* Aim of the exercise *
Where a line holds the string "content", return that line.

* Records provided *
>>>>>
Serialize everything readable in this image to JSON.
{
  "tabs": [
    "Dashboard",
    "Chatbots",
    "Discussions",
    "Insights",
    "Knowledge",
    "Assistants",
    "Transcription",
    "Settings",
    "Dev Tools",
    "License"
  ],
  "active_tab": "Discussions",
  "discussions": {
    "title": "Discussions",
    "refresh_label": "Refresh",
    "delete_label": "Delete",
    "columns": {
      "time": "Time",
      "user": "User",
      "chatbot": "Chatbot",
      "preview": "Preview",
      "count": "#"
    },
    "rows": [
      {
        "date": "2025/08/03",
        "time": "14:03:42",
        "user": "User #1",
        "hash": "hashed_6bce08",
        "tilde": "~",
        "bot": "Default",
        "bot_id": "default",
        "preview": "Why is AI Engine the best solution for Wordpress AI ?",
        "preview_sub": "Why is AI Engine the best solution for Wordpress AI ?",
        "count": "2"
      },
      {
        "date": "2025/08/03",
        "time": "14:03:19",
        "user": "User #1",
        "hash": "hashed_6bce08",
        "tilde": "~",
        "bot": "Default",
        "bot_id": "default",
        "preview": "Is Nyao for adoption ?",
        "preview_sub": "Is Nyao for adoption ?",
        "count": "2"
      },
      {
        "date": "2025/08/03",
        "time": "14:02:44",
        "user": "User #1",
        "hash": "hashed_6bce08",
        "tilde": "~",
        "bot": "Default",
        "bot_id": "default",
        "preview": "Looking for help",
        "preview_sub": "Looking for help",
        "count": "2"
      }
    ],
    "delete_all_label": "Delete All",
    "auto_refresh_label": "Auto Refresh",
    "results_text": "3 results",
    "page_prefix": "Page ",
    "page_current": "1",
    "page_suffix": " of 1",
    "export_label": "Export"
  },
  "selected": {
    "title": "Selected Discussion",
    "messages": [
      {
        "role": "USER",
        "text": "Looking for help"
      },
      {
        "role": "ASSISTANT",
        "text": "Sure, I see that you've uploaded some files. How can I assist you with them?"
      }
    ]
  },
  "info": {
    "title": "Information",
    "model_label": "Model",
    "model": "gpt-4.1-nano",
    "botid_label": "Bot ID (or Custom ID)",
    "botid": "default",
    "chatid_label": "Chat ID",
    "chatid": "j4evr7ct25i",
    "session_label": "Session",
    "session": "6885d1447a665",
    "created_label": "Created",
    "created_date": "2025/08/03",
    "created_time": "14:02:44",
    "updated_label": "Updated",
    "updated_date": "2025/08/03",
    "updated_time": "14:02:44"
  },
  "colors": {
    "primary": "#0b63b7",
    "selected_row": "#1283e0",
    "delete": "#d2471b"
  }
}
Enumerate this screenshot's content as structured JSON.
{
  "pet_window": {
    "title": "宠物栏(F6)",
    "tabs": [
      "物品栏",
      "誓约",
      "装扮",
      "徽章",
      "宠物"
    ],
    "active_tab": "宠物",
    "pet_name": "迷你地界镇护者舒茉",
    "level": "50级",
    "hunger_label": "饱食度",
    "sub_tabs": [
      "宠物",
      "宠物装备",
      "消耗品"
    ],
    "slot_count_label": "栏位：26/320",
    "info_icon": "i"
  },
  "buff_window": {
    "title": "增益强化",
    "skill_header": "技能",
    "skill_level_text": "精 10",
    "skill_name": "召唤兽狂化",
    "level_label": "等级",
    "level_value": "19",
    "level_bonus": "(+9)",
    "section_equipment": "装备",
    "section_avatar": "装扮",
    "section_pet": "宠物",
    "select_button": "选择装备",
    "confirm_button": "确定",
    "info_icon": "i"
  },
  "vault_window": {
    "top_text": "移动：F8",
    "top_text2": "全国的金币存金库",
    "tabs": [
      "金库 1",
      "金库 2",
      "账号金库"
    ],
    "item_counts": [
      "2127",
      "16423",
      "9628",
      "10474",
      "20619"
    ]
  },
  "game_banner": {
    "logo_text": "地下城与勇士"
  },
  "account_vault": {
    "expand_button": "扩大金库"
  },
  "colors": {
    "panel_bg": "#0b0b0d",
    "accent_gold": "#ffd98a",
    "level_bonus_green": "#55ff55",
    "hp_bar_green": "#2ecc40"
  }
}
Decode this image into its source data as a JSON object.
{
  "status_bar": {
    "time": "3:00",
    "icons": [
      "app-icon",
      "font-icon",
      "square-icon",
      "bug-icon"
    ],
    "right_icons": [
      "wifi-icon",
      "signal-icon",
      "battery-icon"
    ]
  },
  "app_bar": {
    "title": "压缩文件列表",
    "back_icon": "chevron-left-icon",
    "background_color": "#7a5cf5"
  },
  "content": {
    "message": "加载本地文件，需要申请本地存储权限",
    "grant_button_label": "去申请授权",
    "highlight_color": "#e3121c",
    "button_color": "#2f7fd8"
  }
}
<<<<<
* Complete answer *
Enumerate this screenshot's content as structured JSON.
  "content": {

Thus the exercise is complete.